Task requirements =>
Output the full listing below exactly, without the pictures.

Material provided =>

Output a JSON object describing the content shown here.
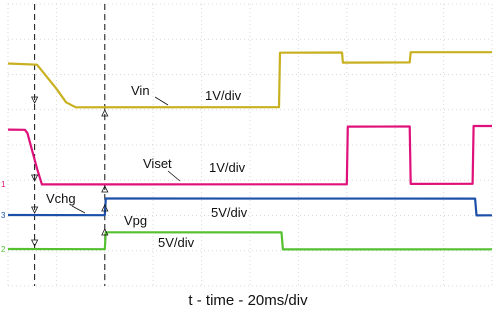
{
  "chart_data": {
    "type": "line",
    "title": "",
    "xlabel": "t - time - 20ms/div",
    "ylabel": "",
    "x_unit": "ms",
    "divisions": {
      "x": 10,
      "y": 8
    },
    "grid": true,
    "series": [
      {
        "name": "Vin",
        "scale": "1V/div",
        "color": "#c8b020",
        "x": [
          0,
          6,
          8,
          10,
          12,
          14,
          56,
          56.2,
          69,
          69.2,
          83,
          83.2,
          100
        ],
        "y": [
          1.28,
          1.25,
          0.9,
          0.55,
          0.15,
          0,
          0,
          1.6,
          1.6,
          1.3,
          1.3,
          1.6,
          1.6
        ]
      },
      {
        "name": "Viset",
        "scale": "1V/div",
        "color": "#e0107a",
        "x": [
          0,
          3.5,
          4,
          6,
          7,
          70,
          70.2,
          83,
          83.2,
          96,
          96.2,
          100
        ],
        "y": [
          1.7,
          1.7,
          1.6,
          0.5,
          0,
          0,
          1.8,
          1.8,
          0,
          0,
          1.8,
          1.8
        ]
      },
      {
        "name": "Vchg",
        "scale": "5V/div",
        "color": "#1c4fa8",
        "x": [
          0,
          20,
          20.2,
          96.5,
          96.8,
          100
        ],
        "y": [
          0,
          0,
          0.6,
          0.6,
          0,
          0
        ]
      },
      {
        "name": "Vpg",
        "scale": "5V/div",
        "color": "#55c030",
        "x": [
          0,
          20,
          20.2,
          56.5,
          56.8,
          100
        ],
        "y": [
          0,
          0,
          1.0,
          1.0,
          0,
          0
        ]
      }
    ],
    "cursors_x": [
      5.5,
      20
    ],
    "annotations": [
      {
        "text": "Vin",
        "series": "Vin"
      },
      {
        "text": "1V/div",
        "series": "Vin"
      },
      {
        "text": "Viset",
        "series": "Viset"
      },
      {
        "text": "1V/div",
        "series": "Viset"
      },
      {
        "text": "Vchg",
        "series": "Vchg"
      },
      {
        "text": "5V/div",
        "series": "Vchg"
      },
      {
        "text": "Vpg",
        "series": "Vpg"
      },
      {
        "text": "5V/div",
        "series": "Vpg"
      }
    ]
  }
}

Exercise output =>
Output a JSON object describing the content shown here.
{
  "chart_data": {
    "type": "line",
    "title": "",
    "xlabel": "t - time - 20ms/div",
    "ylabel": "",
    "x_unit": "ms",
    "divisions": {
      "x": 10,
      "y": 8
    },
    "grid": true,
    "series": [
      {
        "name": "Vin",
        "scale": "1V/div",
        "color": "#c8b020",
        "x": [
          0,
          6,
          8,
          10,
          12,
          14,
          56,
          56.2,
          69,
          69.2,
          83,
          83.2,
          100
        ],
        "y": [
          1.28,
          1.25,
          0.9,
          0.55,
          0.15,
          0,
          0,
          1.6,
          1.6,
          1.3,
          1.3,
          1.6,
          1.6
        ]
      },
      {
        "name": "Viset",
        "scale": "1V/div",
        "color": "#e0107a",
        "x": [
          0,
          3.5,
          4,
          6,
          7,
          70,
          70.2,
          83,
          83.2,
          96,
          96.2,
          100
        ],
        "y": [
          1.7,
          1.7,
          1.6,
          0.5,
          0,
          0,
          1.8,
          1.8,
          0,
          0,
          1.8,
          1.8
        ]
      },
      {
        "name": "Vchg",
        "scale": "5V/div",
        "color": "#1c4fa8",
        "x": [
          0,
          20,
          20.2,
          96.5,
          96.8,
          100
        ],
        "y": [
          0,
          0,
          0.6,
          0.6,
          0,
          0
        ]
      },
      {
        "name": "Vpg",
        "scale": "5V/div",
        "color": "#55c030",
        "x": [
          0,
          20,
          20.2,
          56.5,
          56.8,
          100
        ],
        "y": [
          0,
          0,
          1.0,
          1.0,
          0,
          0
        ]
      }
    ],
    "cursors_x": [
      5.5,
      20
    ],
    "annotations": [
      {
        "text": "Vin",
        "series": "Vin"
      },
      {
        "text": "1V/div",
        "series": "Vin"
      },
      {
        "text": "Viset",
        "series": "Viset"
      },
      {
        "text": "1V/div",
        "series": "Viset"
      },
      {
        "text": "Vchg",
        "series": "Vchg"
      },
      {
        "text": "5V/div",
        "series": "Vchg"
      },
      {
        "text": "Vpg",
        "series": "Vpg"
      },
      {
        "text": "5V/div",
        "series": "Vpg"
      }
    ]
  }
}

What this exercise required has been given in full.